- [TASK STATEMENT]:
Count every line where "title" shows up, and give that number only.

######

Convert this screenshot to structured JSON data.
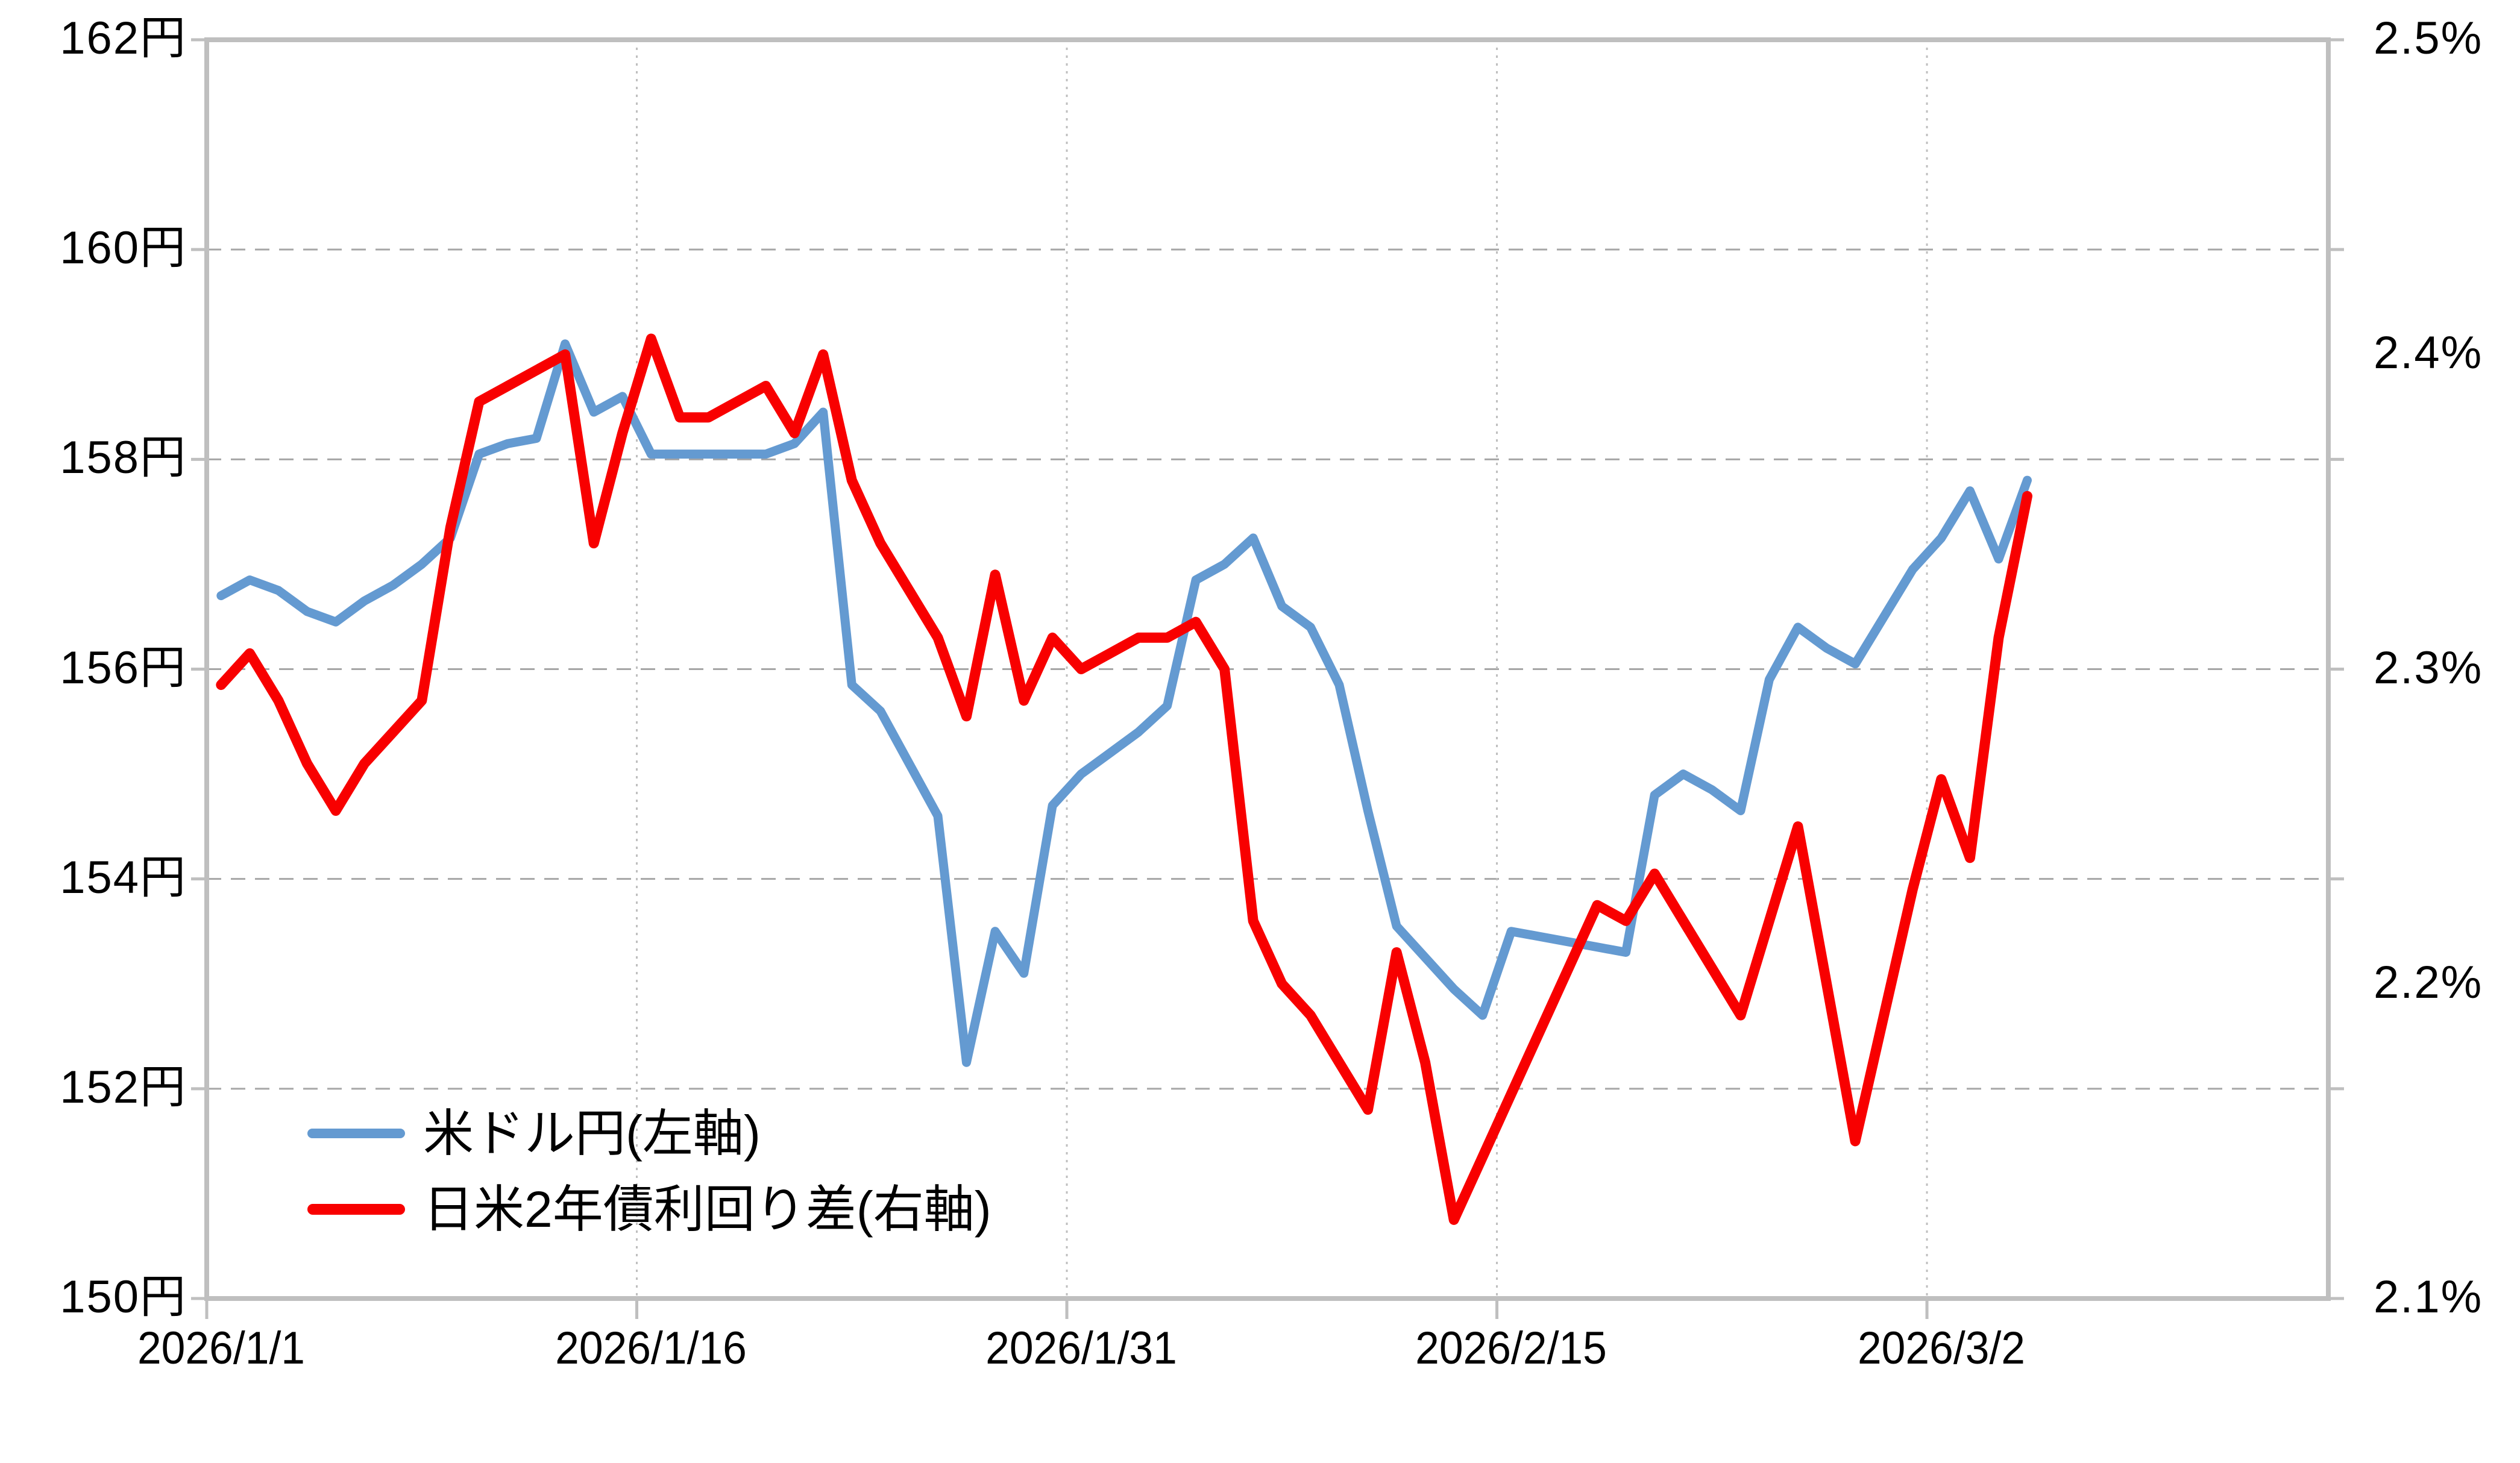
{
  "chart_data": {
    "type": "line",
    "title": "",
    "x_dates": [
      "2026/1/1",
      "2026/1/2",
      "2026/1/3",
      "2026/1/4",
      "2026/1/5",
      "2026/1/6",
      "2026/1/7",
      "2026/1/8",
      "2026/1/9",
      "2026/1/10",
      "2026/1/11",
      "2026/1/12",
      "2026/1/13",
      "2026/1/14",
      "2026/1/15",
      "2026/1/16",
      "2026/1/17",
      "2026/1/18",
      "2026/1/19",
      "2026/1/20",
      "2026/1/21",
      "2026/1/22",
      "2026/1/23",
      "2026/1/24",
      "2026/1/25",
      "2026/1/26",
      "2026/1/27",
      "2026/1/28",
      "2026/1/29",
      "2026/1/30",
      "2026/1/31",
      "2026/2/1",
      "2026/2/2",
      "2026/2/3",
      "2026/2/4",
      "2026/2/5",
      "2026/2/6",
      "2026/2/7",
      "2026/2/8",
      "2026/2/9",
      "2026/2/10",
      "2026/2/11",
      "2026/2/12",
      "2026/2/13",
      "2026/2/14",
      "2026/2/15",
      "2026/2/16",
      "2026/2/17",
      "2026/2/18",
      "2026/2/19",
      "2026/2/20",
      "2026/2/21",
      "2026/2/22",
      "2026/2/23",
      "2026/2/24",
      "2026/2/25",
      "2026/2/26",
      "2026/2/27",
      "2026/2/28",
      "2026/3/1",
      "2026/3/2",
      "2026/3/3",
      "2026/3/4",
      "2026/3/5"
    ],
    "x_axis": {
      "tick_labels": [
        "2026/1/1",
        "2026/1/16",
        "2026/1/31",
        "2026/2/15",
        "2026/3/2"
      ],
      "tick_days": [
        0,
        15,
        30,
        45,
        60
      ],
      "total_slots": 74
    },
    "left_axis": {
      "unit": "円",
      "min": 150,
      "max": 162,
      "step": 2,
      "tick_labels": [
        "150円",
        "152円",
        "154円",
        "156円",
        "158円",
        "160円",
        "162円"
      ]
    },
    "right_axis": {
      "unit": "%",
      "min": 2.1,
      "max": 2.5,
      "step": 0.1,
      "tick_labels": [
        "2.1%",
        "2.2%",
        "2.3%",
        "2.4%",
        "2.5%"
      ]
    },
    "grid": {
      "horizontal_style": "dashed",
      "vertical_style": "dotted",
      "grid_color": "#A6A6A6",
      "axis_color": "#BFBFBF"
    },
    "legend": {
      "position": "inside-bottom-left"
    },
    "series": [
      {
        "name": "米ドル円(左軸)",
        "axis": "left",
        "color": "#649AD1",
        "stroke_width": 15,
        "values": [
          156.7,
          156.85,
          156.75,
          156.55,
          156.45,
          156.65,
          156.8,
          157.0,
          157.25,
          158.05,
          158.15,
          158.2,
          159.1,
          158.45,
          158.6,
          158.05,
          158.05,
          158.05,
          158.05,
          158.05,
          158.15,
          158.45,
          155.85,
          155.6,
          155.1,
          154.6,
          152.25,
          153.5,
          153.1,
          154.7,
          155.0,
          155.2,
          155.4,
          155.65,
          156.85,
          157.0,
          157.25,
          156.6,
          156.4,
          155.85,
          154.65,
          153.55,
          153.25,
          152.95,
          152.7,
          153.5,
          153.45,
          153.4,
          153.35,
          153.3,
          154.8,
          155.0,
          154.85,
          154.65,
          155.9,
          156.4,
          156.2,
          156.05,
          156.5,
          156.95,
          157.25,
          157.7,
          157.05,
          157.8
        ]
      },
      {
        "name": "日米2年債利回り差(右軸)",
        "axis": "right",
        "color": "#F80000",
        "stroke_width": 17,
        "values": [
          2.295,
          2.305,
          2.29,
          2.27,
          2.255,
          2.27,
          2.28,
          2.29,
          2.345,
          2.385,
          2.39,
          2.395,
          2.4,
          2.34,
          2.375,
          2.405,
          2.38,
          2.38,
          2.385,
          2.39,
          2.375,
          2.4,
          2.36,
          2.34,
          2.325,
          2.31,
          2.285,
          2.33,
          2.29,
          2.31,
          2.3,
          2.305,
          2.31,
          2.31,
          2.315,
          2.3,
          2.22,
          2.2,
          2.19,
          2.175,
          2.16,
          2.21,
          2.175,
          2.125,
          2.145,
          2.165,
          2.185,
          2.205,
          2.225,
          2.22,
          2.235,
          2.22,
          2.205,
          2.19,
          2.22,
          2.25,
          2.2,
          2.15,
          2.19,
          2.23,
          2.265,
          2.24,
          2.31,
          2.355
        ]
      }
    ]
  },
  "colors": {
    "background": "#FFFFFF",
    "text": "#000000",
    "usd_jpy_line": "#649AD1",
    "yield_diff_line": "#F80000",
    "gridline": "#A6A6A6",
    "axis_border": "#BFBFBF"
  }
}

######

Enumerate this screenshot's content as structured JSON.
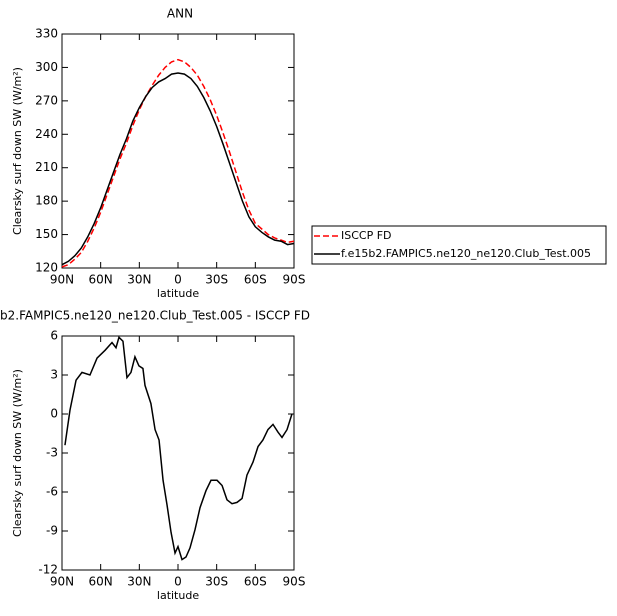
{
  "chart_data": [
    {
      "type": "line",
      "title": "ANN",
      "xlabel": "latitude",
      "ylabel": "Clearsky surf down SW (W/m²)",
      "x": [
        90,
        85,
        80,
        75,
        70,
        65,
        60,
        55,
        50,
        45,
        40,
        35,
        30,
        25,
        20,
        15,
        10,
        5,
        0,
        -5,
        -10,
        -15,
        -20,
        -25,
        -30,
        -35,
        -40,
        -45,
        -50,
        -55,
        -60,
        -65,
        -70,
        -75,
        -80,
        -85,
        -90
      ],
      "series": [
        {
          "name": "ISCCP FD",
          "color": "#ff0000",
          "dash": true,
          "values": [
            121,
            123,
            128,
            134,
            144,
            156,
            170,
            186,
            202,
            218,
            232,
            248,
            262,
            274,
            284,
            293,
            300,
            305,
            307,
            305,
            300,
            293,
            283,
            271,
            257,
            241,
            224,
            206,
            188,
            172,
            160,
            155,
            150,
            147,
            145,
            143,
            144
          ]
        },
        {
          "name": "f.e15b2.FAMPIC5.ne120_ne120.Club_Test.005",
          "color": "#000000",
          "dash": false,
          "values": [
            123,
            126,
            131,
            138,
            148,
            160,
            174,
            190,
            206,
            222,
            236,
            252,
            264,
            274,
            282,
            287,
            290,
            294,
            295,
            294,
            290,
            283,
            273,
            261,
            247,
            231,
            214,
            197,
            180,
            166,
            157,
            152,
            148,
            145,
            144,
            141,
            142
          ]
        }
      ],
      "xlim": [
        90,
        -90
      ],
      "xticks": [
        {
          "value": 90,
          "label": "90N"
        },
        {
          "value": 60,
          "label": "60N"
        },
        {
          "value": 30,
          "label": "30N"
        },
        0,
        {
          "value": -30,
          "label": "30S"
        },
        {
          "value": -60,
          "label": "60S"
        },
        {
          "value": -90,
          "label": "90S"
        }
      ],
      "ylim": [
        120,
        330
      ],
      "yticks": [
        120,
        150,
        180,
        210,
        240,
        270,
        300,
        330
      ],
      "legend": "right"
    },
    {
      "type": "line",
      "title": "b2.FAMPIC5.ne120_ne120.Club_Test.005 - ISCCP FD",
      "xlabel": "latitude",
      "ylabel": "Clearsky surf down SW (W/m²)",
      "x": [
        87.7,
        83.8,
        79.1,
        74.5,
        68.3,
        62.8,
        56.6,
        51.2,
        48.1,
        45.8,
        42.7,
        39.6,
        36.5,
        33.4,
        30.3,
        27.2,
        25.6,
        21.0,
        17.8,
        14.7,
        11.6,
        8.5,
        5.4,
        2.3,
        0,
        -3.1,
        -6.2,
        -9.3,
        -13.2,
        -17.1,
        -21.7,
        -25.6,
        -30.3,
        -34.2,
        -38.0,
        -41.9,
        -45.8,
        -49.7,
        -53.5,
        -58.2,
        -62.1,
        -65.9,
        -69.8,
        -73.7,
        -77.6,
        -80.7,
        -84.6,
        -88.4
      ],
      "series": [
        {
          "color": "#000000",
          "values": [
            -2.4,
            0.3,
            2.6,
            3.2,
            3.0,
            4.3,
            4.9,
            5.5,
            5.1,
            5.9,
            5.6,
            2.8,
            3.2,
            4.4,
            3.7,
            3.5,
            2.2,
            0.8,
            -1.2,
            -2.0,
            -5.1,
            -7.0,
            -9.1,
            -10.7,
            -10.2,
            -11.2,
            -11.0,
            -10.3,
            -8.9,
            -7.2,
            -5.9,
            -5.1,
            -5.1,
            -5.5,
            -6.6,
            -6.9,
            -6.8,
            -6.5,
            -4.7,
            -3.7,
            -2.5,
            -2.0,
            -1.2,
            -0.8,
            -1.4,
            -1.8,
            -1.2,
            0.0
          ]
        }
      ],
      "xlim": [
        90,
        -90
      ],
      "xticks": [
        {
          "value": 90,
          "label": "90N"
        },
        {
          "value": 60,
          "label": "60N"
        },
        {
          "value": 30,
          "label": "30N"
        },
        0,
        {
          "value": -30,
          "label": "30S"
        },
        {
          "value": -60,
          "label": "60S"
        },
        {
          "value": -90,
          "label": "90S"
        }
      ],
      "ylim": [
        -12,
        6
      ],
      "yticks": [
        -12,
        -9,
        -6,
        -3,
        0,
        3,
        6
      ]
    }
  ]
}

######

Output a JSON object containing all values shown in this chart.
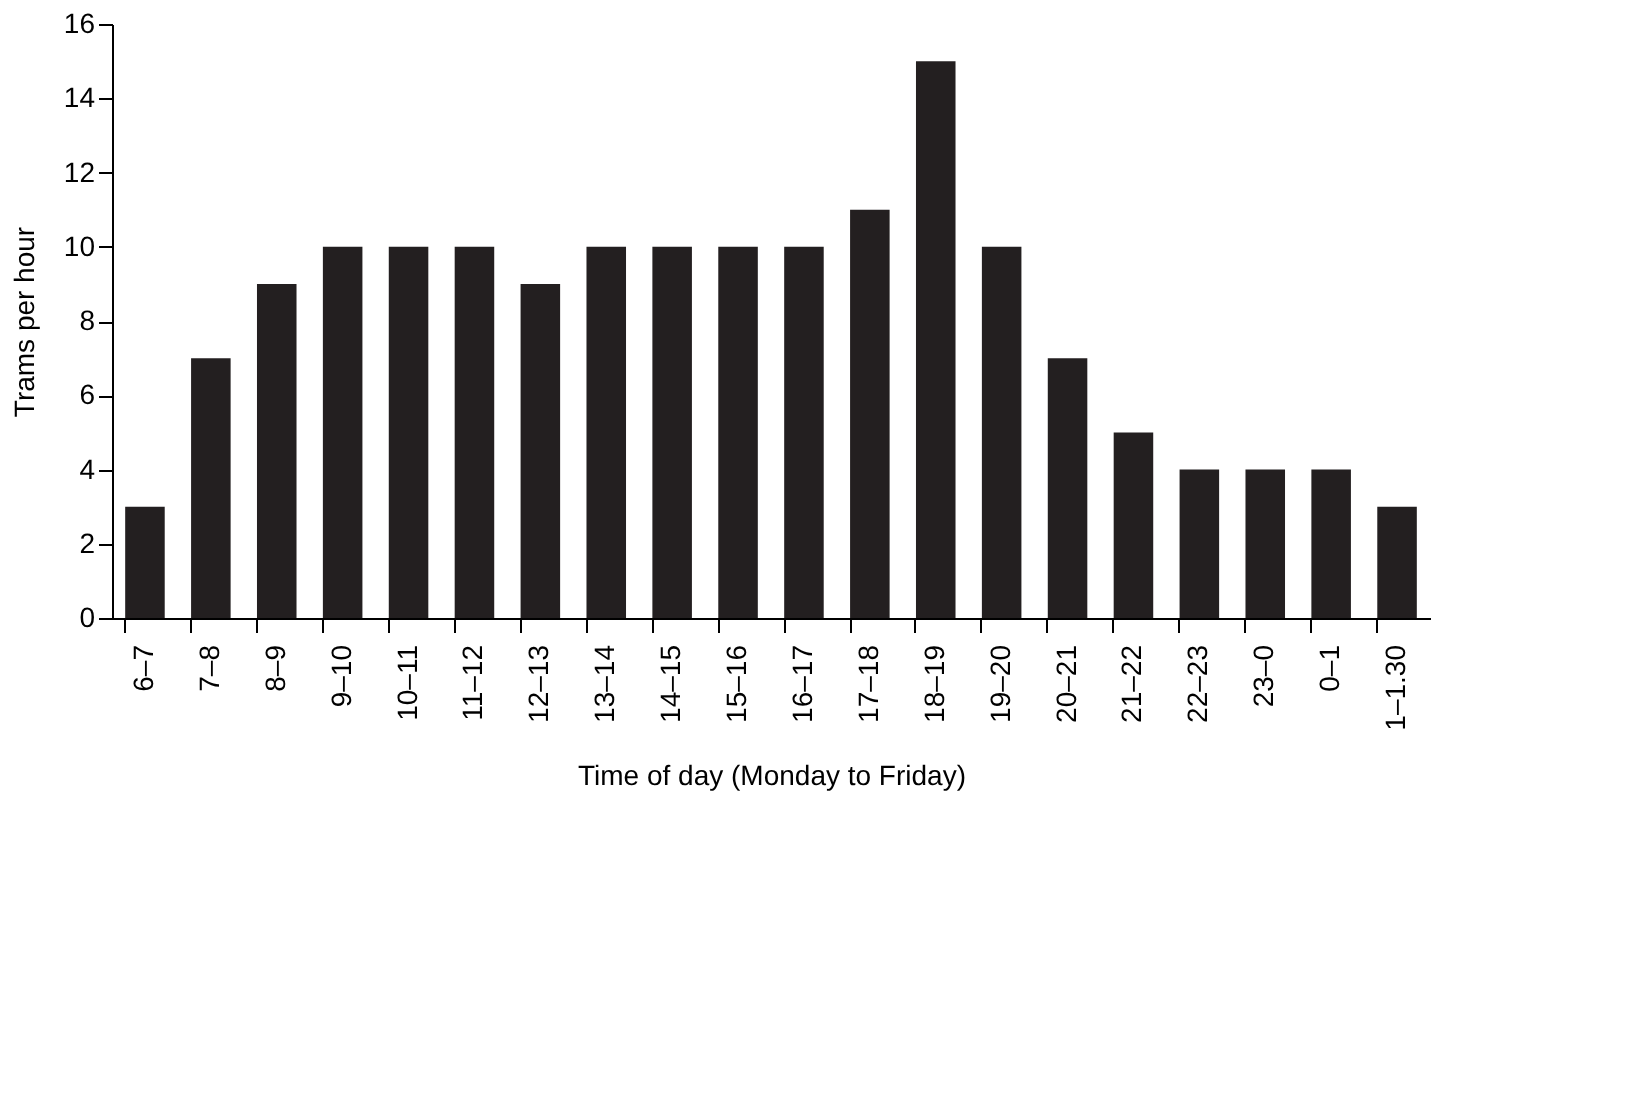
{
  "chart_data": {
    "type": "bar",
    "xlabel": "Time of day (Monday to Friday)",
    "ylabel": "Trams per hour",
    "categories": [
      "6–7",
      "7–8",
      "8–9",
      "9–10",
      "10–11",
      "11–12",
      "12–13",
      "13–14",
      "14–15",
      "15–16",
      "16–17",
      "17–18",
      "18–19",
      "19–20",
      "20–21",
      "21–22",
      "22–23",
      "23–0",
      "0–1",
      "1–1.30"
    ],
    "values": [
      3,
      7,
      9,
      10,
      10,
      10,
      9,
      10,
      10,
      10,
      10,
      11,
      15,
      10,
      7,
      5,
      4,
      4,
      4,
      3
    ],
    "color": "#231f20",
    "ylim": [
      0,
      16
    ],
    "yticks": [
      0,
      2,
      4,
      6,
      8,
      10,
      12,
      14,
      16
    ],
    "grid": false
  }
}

######

- [FULL SOLUTION]:
3